* DO THIS: Copy out every record below, word for word.

* THE INPUT:
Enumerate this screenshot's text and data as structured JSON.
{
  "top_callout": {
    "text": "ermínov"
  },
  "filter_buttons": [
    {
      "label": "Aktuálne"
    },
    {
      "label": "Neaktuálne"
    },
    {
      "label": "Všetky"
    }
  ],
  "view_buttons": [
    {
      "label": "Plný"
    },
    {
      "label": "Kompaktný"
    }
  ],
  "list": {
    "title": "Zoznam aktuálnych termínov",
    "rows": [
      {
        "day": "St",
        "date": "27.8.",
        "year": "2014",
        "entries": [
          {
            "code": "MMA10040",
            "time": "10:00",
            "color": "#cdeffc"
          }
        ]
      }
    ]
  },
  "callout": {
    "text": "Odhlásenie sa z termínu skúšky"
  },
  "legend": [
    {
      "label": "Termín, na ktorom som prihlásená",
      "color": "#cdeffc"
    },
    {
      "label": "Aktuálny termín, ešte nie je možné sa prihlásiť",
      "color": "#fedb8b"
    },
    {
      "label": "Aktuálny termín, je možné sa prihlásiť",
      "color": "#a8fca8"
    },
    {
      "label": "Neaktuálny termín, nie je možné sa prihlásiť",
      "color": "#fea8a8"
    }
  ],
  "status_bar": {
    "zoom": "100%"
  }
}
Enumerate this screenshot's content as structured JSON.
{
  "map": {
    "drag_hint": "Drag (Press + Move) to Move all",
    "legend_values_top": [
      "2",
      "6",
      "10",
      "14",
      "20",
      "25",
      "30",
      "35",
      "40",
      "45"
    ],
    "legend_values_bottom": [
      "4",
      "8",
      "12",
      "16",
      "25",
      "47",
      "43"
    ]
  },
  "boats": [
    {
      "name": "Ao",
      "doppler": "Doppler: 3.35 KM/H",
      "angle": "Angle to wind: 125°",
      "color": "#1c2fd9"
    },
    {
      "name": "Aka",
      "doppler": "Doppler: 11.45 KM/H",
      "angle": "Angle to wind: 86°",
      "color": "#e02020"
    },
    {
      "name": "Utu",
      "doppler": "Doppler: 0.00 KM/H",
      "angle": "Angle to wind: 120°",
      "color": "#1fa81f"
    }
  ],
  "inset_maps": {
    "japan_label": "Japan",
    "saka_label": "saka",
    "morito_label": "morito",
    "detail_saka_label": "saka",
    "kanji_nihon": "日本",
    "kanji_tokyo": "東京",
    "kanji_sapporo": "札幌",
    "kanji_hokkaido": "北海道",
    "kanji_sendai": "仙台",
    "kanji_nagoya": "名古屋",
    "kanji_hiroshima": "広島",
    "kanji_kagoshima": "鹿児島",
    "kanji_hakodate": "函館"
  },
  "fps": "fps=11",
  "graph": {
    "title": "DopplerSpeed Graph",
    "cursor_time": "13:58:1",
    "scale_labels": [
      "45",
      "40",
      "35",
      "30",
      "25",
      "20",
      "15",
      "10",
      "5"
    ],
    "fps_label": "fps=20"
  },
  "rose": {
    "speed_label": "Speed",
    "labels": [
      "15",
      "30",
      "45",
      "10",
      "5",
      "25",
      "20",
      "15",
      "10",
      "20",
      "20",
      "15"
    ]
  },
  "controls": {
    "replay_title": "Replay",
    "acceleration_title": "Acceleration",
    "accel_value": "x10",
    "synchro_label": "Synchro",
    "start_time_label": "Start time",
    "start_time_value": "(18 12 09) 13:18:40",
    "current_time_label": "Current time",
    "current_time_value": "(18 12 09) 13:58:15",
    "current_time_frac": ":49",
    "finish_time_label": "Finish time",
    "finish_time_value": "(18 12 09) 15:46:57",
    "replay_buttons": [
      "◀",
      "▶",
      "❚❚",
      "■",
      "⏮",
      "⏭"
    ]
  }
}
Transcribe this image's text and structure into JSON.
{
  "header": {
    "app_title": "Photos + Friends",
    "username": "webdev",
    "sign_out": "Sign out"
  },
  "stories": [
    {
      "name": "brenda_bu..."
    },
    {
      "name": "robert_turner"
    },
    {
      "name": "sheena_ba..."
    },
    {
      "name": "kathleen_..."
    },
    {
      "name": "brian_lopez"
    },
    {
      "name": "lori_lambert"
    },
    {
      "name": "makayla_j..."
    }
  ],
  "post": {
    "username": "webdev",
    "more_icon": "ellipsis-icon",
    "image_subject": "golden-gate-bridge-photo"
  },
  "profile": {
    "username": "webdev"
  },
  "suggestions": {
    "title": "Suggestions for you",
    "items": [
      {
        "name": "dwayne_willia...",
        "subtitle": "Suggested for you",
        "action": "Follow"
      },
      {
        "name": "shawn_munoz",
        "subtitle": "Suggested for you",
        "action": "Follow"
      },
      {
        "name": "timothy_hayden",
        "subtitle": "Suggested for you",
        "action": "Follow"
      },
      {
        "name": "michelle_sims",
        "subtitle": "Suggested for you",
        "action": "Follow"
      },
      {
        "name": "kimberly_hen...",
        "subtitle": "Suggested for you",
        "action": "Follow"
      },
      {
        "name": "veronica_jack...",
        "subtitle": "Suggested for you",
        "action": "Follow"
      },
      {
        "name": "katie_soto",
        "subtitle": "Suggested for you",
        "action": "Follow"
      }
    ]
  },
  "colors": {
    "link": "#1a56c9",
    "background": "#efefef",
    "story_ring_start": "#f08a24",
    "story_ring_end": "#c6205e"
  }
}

* ANSWER FOR THIS EXERCISE:
Enumerate this screenshot's text and data as structured JSON.
{
  "top_callout": {
    "text": "ermínov"
  },
  "filter_buttons": [
    {
      "label": "Aktuálne"
    },
    {
      "label": "Neaktuálne"
    },
    {
      "label": "Všetky"
    }
  ],
  "view_buttons": [
    {
      "label": "Plný"
    },
    {
      "label": "Kompaktný"
    }
  ],
  "list": {
    "title": "Zoznam aktuálnych termínov",
    "rows": [
      {
        "day": "St",
        "date": "27.8.",
        "year": "2014",
        "entries": [
          {
            "code": "MMA10040",
            "time": "10:00",
            "color": "#cdeffc"
          }
        ]
      }
    ]
  },
  "callout": {
    "text": "Odhlásenie sa z termínu skúšky"
  },
  "legend": [
    {
      "label": "Termín, na ktorom som prihlásená",
      "color": "#cdeffc"
    },
    {
      "label": "Aktuálny termín, ešte nie je možné sa prihlásiť",
      "color": "#fedb8b"
    },
    {
      "label": "Aktuálny termín, je možné sa prihlásiť",
      "color": "#a8fca8"
    },
    {
      "label": "Neaktuálny termín, nie je možné sa prihlásiť",
      "color": "#fea8a8"
    }
  ],
  "status_bar": {
    "zoom": "100%"
  }
}
Enumerate this screenshot's content as structured JSON.
{
  "map": {
    "drag_hint": "Drag (Press + Move) to Move all",
    "legend_values_top": [
      "2",
      "6",
      "10",
      "14",
      "20",
      "25",
      "30",
      "35",
      "40",
      "45"
    ],
    "legend_values_bottom": [
      "4",
      "8",
      "12",
      "16",
      "25",
      "47",
      "43"
    ]
  },
  "boats": [
    {
      "name": "Ao",
      "doppler": "Doppler: 3.35 KM/H",
      "angle": "Angle to wind: 125°",
      "color": "#1c2fd9"
    },
    {
      "name": "Aka",
      "doppler": "Doppler: 11.45 KM/H",
      "angle": "Angle to wind: 86°",
      "color": "#e02020"
    },
    {
      "name": "Utu",
      "doppler": "Doppler: 0.00 KM/H",
      "angle": "Angle to wind: 120°",
      "color": "#1fa81f"
    }
  ],
  "inset_maps": {
    "japan_label": "Japan",
    "saka_label": "saka",
    "morito_label": "morito",
    "detail_saka_label": "saka",
    "kanji_nihon": "日本",
    "kanji_tokyo": "東京",
    "kanji_sapporo": "札幌",
    "kanji_hokkaido": "北海道",
    "kanji_sendai": "仙台",
    "kanji_nagoya": "名古屋",
    "kanji_hiroshima": "広島",
    "kanji_kagoshima": "鹿児島",
    "kanji_hakodate": "函館"
  },
  "fps": "fps=11",
  "graph": {
    "title": "DopplerSpeed Graph",
    "cursor_time": "13:58:1",
    "scale_labels": [
      "45",
      "40",
      "35",
      "30",
      "25",
      "20",
      "15",
      "10",
      "5"
    ],
    "fps_label": "fps=20"
  },
  "rose": {
    "speed_label": "Speed",
    "labels": [
      "15",
      "30",
      "45",
      "10",
      "5",
      "25",
      "20",
      "15",
      "10",
      "20",
      "20",
      "15"
    ]
  },
  "controls": {
    "replay_title": "Replay",
    "acceleration_title": "Acceleration",
    "accel_value": "x10",
    "synchro_label": "Synchro",
    "start_time_label": "Start time",
    "start_time_value": "(18 12 09) 13:18:40",
    "current_time_label": "Current time",
    "current_time_value": "(18 12 09) 13:58:15",
    "current_time_frac": ":49",
    "finish_time_label": "Finish time",
    "finish_time_value": "(18 12 09) 15:46:57",
    "replay_buttons": [
      "◀",
      "▶",
      "❚❚",
      "■",
      "⏮",
      "⏭"
    ]
  }
}
Transcribe this image's text and structure into JSON.
{
  "header": {
    "app_title": "Photos + Friends",
    "username": "webdev",
    "sign_out": "Sign out"
  },
  "stories": [
    {
      "name": "brenda_bu..."
    },
    {
      "name": "robert_turner"
    },
    {
      "name": "sheena_ba..."
    },
    {
      "name": "kathleen_..."
    },
    {
      "name": "brian_lopez"
    },
    {
      "name": "lori_lambert"
    },
    {
      "name": "makayla_j..."
    }
  ],
  "post": {
    "username": "webdev",
    "more_icon": "ellipsis-icon",
    "image_subject": "golden-gate-bridge-photo"
  },
  "profile": {
    "username": "webdev"
  },
  "suggestions": {
    "title": "Suggestions for you",
    "items": [
      {
        "name": "dwayne_willia...",
        "subtitle": "Suggested for you",
        "action": "Follow"
      },
      {
        "name": "shawn_munoz",
        "subtitle": "Suggested for you",
        "action": "Follow"
      },
      {
        "name": "timothy_hayden",
        "subtitle": "Suggested for you",
        "action": "Follow"
      },
      {
        "name": "michelle_sims",
        "subtitle": "Suggested for you",
        "action": "Follow"
      },
      {
        "name": "kimberly_hen...",
        "subtitle": "Suggested for you",
        "action": "Follow"
      },
      {
        "name": "veronica_jack...",
        "subtitle": "Suggested for you",
        "action": "Follow"
      },
      {
        "name": "katie_soto",
        "subtitle": "Suggested for you",
        "action": "Follow"
      }
    ]
  },
  "colors": {
    "link": "#1a56c9",
    "background": "#efefef",
    "story_ring_start": "#f08a24",
    "story_ring_end": "#c6205e"
  }
}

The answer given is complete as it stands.